Task instructions:
Look at the entries below and reproduce them exactly.

Raw data:

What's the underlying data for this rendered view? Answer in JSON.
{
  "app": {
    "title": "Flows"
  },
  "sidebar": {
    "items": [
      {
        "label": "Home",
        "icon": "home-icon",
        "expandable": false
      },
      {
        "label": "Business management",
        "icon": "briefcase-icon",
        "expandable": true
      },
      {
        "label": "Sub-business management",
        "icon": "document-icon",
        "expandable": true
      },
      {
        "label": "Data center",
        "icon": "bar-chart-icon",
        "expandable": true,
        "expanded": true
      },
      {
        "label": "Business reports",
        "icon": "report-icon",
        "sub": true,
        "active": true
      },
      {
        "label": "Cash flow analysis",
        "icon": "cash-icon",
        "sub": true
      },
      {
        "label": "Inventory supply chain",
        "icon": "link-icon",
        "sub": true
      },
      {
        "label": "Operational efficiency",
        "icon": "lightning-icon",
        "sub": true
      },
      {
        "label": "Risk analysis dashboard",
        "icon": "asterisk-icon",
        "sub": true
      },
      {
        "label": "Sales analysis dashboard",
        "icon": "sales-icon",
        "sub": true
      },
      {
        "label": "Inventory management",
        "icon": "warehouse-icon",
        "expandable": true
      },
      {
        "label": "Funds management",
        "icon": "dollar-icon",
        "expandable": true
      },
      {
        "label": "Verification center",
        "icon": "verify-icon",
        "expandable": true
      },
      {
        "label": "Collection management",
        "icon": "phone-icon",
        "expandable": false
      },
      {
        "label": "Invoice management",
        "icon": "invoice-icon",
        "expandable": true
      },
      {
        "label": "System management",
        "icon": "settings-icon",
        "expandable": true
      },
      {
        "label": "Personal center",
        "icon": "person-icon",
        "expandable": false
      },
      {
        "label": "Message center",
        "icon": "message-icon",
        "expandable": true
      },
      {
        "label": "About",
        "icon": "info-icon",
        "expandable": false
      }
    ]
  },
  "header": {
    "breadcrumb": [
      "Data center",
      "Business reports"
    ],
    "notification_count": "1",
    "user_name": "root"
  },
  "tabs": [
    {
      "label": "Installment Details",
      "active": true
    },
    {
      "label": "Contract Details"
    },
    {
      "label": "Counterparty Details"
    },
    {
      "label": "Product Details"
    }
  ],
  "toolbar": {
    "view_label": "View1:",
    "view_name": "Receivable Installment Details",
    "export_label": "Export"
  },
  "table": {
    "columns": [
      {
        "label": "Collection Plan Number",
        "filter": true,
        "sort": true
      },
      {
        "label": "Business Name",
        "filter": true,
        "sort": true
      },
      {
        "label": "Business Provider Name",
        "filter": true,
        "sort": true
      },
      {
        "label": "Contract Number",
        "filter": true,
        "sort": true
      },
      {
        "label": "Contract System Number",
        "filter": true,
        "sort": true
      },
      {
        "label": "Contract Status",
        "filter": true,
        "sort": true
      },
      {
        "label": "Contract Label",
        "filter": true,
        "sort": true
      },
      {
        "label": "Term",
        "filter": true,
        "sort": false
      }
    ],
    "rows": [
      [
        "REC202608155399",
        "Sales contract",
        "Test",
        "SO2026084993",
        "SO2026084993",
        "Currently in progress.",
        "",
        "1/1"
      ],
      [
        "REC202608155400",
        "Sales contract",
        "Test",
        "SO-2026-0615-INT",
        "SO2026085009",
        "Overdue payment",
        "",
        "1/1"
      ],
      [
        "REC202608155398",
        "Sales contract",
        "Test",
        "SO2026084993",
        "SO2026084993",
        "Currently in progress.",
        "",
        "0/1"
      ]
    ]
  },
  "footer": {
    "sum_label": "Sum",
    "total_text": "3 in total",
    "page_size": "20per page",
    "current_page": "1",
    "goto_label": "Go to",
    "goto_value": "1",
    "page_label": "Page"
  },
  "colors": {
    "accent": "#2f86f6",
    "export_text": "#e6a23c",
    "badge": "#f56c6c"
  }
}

Task output:
What's the underlying data for this rendered view? Answer in JSON.
{
  "app": {
    "title": "Flows"
  },
  "sidebar": {
    "items": [
      {
        "label": "Home",
        "icon": "home-icon",
        "expandable": false
      },
      {
        "label": "Business management",
        "icon": "briefcase-icon",
        "expandable": true
      },
      {
        "label": "Sub-business management",
        "icon": "document-icon",
        "expandable": true
      },
      {
        "label": "Data center",
        "icon": "bar-chart-icon",
        "expandable": true,
        "expanded": true
      },
      {
        "label": "Business reports",
        "icon": "report-icon",
        "sub": true,
        "active": true
      },
      {
        "label": "Cash flow analysis",
        "icon": "cash-icon",
        "sub": true
      },
      {
        "label": "Inventory supply chain",
        "icon": "link-icon",
        "sub": true
      },
      {
        "label": "Operational efficiency",
        "icon": "lightning-icon",
        "sub": true
      },
      {
        "label": "Risk analysis dashboard",
        "icon": "asterisk-icon",
        "sub": true
      },
      {
        "label": "Sales analysis dashboard",
        "icon": "sales-icon",
        "sub": true
      },
      {
        "label": "Inventory management",
        "icon": "warehouse-icon",
        "expandable": true
      },
      {
        "label": "Funds management",
        "icon": "dollar-icon",
        "expandable": true
      },
      {
        "label": "Verification center",
        "icon": "verify-icon",
        "expandable": true
      },
      {
        "label": "Collection management",
        "icon": "phone-icon",
        "expandable": false
      },
      {
        "label": "Invoice management",
        "icon": "invoice-icon",
        "expandable": true
      },
      {
        "label": "System management",
        "icon": "settings-icon",
        "expandable": true
      },
      {
        "label": "Personal center",
        "icon": "person-icon",
        "expandable": false
      },
      {
        "label": "Message center",
        "icon": "message-icon",
        "expandable": true
      },
      {
        "label": "About",
        "icon": "info-icon",
        "expandable": false
      }
    ]
  },
  "header": {
    "breadcrumb": [
      "Data center",
      "Business reports"
    ],
    "notification_count": "1",
    "user_name": "root"
  },
  "tabs": [
    {
      "label": "Installment Details",
      "active": true
    },
    {
      "label": "Contract Details"
    },
    {
      "label": "Counterparty Details"
    },
    {
      "label": "Product Details"
    }
  ],
  "toolbar": {
    "view_label": "View1:",
    "view_name": "Receivable Installment Details",
    "export_label": "Export"
  },
  "table": {
    "columns": [
      {
        "label": "Collection Plan Number",
        "filter": true,
        "sort": true
      },
      {
        "label": "Business Name",
        "filter": true,
        "sort": true
      },
      {
        "label": "Business Provider Name",
        "filter": true,
        "sort": true
      },
      {
        "label": "Contract Number",
        "filter": true,
        "sort": true
      },
      {
        "label": "Contract System Number",
        "filter": true,
        "sort": true
      },
      {
        "label": "Contract Status",
        "filter": true,
        "sort": true
      },
      {
        "label": "Contract Label",
        "filter": true,
        "sort": true
      },
      {
        "label": "Term",
        "filter": true,
        "sort": false
      }
    ],
    "rows": [
      [
        "REC202608155399",
        "Sales contract",
        "Test",
        "SO2026084993",
        "SO2026084993",
        "Currently in progress.",
        "",
        "1/1"
      ],
      [
        "REC202608155400",
        "Sales contract",
        "Test",
        "SO-2026-0615-INT",
        "SO2026085009",
        "Overdue payment",
        "",
        "1/1"
      ],
      [
        "REC202608155398",
        "Sales contract",
        "Test",
        "SO2026084993",
        "SO2026084993",
        "Currently in progress.",
        "",
        "0/1"
      ]
    ]
  },
  "footer": {
    "sum_label": "Sum",
    "total_text": "3 in total",
    "page_size": "20per page",
    "current_page": "1",
    "goto_label": "Go to",
    "goto_value": "1",
    "page_label": "Page"
  },
  "colors": {
    "accent": "#2f86f6",
    "export_text": "#e6a23c",
    "badge": "#f56c6c"
  }
}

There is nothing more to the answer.